----- DATA EXTRACT -----

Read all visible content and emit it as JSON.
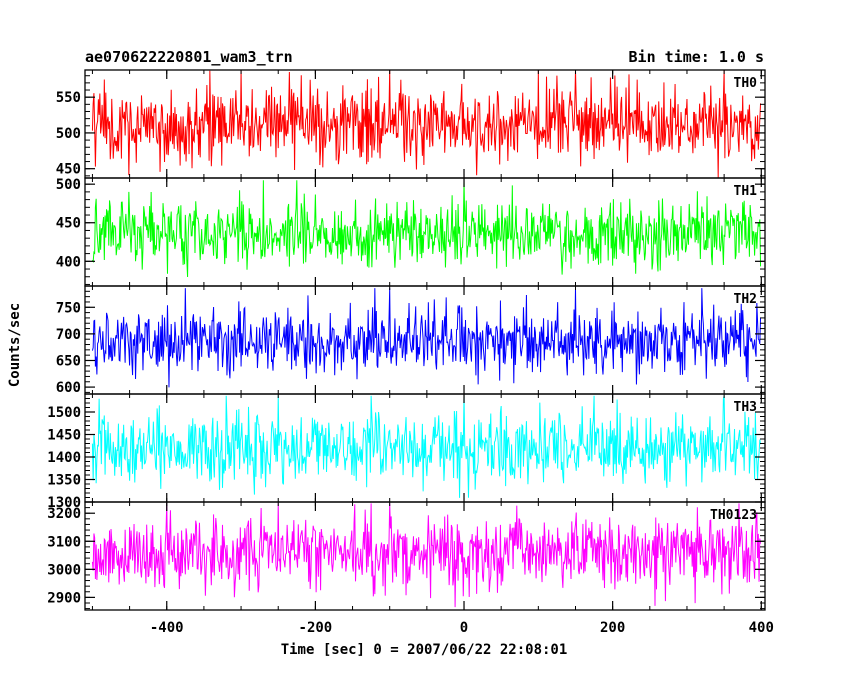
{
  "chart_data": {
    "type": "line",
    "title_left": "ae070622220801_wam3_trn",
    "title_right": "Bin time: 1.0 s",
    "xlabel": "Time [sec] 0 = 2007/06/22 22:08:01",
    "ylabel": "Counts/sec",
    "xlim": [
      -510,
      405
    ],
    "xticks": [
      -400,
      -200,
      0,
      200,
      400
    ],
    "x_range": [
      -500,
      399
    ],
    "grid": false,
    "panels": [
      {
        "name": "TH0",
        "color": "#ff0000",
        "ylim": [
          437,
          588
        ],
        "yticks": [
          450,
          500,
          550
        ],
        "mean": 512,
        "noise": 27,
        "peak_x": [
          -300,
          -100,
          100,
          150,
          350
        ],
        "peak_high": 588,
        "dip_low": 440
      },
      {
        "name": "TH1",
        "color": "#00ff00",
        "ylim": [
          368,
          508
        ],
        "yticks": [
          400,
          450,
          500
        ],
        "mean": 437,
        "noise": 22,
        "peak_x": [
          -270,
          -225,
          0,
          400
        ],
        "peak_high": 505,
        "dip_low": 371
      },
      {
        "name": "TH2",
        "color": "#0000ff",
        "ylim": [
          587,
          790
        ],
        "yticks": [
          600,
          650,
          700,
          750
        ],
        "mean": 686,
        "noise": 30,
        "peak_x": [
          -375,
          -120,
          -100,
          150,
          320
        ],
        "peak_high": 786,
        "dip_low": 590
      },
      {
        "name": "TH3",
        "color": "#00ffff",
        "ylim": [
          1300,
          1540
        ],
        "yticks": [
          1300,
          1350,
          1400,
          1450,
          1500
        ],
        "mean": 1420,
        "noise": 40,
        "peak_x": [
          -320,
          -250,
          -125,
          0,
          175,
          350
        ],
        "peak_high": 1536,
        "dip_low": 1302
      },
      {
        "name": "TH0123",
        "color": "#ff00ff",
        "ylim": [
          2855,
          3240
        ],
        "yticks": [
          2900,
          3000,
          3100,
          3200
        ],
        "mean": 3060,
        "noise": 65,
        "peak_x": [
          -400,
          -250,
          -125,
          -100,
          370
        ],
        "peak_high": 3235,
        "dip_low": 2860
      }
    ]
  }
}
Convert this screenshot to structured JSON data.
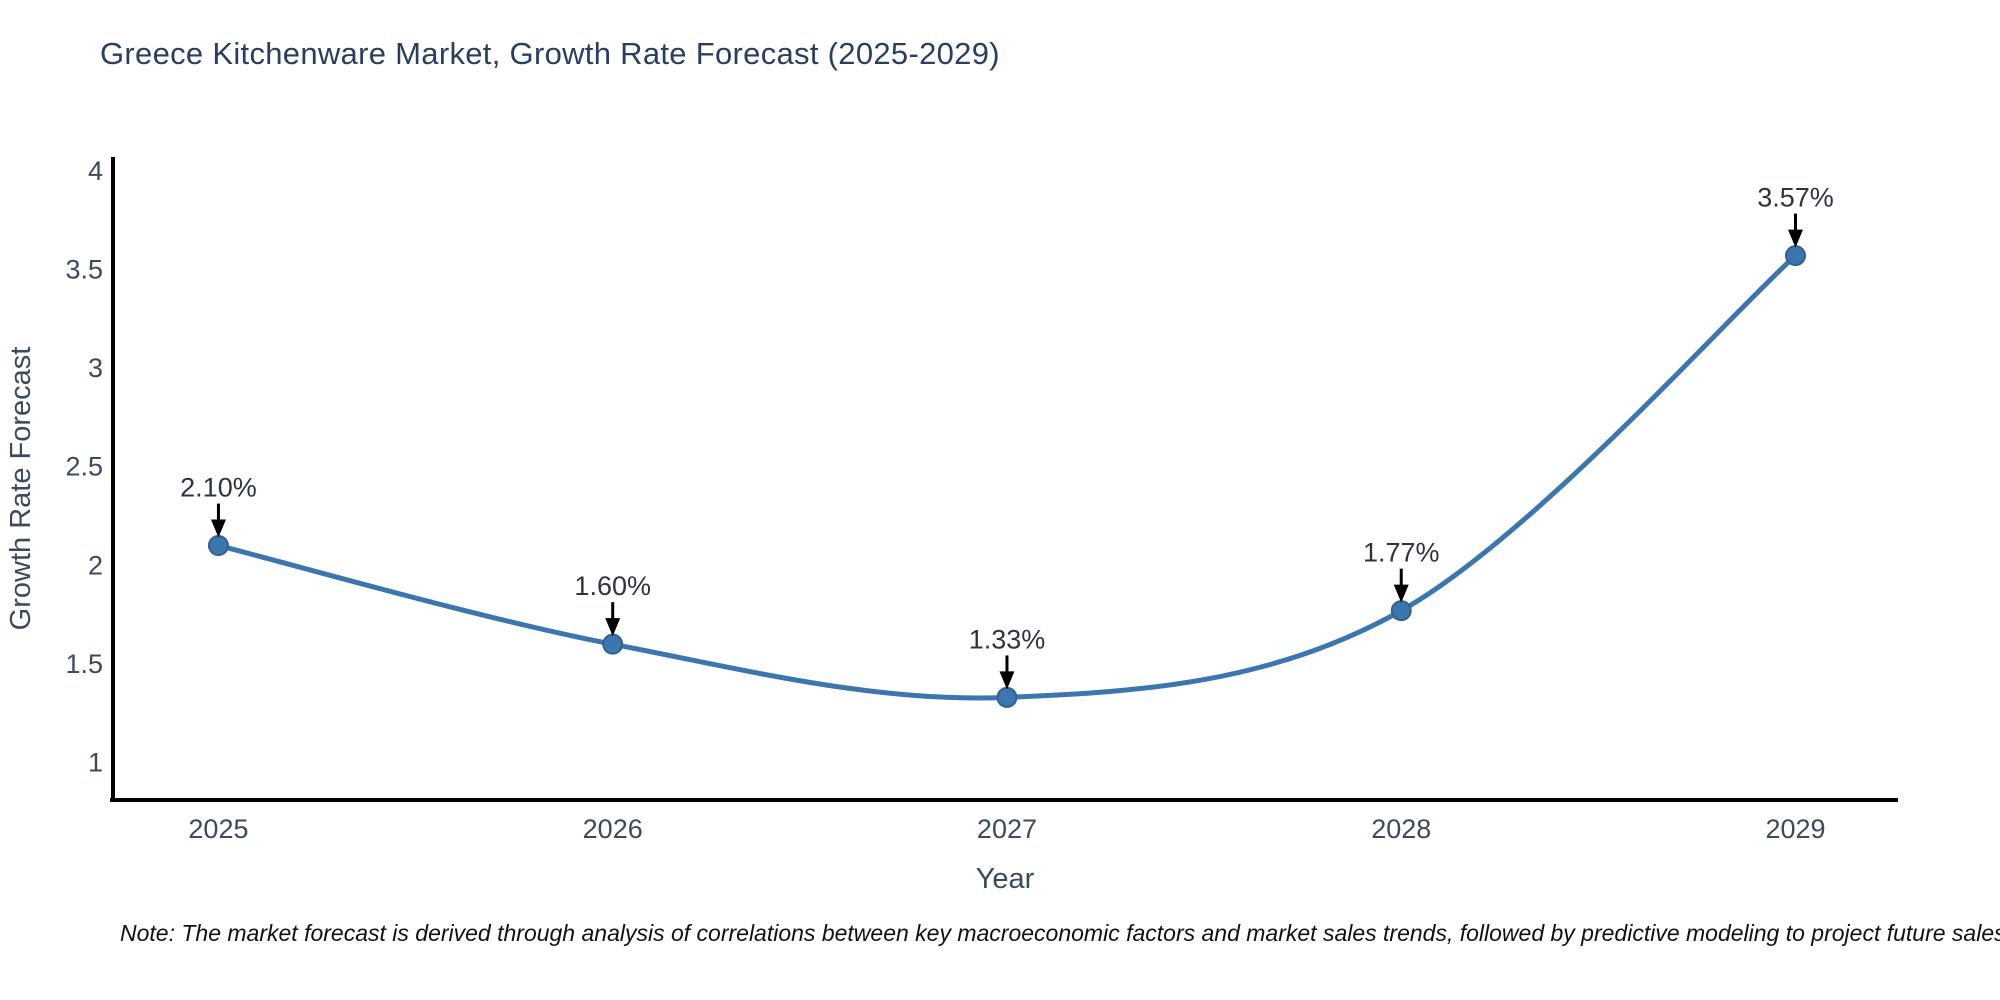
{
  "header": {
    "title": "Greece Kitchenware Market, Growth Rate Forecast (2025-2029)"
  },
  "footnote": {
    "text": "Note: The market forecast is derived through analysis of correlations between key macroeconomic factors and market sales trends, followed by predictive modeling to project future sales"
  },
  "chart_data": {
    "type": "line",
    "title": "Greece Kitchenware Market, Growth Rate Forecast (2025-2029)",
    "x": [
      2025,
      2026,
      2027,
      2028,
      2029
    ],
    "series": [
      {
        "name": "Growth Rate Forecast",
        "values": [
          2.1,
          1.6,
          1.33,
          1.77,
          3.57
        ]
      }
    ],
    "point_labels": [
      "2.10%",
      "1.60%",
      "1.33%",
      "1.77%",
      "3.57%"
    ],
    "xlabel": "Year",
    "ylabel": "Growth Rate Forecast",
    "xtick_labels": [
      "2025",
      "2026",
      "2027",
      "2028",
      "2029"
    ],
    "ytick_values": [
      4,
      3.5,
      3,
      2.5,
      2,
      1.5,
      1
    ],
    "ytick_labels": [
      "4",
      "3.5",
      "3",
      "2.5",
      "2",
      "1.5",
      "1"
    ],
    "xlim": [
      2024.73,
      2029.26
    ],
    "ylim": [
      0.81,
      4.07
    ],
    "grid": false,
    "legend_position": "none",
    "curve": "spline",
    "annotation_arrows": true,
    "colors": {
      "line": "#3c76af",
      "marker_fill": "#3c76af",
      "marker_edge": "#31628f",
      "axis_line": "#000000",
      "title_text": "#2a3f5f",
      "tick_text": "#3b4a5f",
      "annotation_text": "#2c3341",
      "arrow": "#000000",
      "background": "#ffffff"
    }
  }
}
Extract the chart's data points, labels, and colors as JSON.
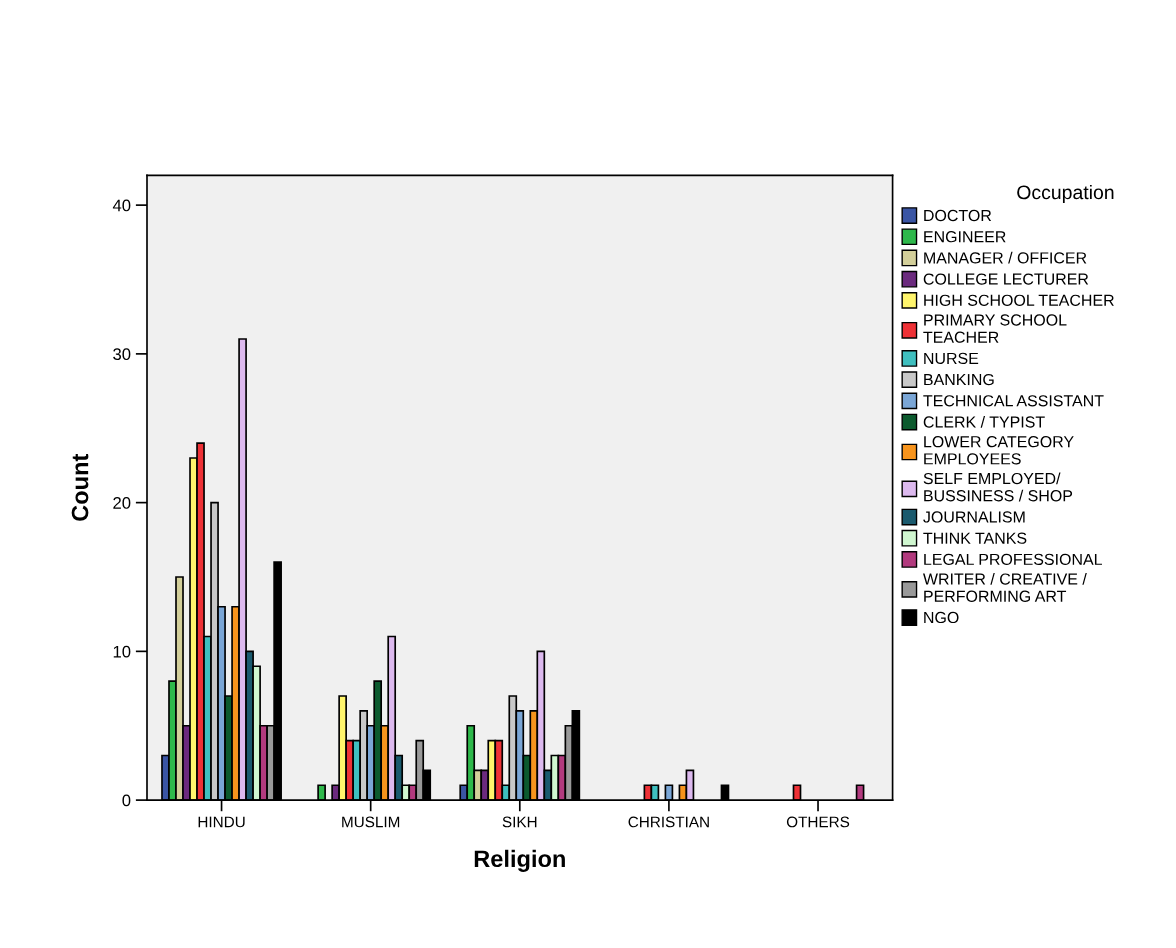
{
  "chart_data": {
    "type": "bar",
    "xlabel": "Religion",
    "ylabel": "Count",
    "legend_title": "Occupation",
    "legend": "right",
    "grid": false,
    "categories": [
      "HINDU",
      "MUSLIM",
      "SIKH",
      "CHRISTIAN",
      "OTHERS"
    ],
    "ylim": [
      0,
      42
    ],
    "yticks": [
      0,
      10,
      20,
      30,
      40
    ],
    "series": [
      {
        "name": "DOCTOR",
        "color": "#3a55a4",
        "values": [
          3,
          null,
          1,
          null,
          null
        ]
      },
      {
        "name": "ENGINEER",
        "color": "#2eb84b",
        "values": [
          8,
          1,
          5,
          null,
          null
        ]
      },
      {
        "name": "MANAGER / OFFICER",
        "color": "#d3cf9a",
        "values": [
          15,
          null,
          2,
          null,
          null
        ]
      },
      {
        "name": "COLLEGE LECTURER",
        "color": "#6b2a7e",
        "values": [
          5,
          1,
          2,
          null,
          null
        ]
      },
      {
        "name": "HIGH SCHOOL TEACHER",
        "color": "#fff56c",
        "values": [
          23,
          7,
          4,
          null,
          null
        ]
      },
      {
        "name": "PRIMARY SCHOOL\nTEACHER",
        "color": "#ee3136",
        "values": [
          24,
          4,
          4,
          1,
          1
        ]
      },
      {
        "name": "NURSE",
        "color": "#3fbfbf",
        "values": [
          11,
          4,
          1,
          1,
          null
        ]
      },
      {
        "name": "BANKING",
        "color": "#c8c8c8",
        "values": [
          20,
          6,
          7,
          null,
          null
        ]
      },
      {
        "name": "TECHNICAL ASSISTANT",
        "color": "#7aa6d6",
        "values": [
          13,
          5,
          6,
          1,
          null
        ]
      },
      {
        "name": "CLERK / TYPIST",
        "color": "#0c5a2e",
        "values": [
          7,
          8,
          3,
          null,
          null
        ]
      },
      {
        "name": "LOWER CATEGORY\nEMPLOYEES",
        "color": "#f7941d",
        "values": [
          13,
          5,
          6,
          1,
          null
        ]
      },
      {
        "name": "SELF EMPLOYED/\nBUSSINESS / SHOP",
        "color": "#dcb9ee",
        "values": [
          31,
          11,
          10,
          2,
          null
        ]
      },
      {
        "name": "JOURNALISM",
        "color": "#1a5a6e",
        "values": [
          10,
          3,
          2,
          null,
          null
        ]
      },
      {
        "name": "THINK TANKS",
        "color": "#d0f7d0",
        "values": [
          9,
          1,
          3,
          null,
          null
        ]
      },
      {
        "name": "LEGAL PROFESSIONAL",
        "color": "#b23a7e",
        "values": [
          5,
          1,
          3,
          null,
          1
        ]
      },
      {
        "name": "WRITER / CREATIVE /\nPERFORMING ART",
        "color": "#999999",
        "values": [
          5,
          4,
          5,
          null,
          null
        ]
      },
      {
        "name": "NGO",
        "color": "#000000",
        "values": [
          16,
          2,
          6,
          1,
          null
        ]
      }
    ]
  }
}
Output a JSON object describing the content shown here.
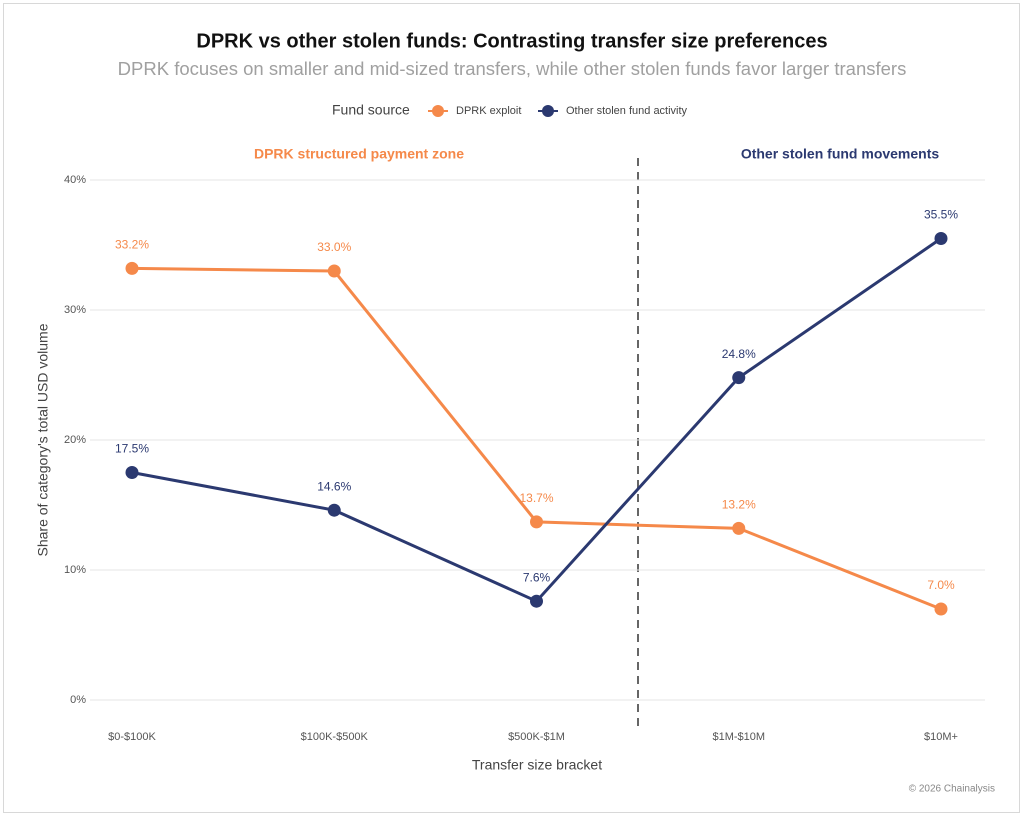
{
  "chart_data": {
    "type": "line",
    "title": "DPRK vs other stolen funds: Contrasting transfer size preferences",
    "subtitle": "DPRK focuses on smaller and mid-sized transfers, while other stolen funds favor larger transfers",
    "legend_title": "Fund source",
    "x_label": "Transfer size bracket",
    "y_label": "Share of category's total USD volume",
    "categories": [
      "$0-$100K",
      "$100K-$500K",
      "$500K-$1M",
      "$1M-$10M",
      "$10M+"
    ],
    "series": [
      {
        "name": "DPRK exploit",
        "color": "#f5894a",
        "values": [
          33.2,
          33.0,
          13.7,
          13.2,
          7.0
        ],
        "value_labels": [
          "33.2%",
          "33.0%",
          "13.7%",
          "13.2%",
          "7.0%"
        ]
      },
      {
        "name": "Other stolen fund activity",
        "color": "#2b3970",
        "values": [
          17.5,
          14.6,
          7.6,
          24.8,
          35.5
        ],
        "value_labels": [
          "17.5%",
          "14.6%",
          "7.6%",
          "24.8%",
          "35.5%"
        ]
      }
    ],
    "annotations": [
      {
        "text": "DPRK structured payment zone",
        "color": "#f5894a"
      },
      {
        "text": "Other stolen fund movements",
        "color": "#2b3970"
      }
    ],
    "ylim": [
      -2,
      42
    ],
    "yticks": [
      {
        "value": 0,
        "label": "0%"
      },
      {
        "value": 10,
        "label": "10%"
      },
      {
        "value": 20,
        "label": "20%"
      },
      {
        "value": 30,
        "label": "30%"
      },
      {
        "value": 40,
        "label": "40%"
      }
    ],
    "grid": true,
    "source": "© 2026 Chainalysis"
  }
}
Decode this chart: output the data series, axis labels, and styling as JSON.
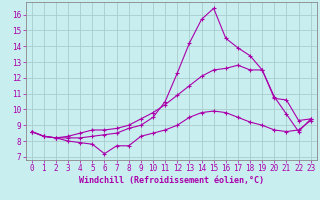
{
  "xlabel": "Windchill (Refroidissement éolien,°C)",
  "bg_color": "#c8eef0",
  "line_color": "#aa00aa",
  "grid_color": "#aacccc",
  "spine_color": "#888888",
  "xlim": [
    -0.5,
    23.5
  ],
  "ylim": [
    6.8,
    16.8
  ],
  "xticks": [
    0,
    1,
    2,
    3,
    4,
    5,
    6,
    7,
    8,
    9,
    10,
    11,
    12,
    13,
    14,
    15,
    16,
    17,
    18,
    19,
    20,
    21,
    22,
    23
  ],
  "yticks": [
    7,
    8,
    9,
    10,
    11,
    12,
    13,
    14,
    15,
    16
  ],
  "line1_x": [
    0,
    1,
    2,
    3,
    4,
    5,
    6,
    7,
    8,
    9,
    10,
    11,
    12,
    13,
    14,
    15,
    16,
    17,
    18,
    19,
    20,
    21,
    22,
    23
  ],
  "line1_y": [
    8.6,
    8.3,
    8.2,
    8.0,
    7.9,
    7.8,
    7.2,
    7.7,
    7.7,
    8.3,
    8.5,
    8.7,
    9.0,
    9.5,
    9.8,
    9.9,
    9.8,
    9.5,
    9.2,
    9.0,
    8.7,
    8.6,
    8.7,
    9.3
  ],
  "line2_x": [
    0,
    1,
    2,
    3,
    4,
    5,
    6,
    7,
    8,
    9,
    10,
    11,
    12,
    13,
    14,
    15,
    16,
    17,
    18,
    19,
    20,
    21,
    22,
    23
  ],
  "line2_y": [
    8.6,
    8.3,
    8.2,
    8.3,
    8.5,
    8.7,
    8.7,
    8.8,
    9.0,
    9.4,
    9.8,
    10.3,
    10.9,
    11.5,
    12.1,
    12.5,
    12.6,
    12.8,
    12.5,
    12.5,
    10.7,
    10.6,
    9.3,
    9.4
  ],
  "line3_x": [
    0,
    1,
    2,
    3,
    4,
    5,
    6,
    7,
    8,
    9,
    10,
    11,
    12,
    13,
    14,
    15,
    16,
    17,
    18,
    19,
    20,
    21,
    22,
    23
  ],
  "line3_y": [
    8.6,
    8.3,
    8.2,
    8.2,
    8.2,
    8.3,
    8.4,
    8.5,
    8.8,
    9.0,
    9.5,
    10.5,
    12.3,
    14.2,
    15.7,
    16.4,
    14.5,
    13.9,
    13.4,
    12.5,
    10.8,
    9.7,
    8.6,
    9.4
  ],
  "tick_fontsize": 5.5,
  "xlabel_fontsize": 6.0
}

-----

* WHAT YOU NEED TO DO *
Filter the records down to the lines that contain the string "this", and copy those lines.

* THE REPLY *
Convert this screenshot to structured JSON data.
Decode this chart: output the data series, axis labels, and styling as JSON.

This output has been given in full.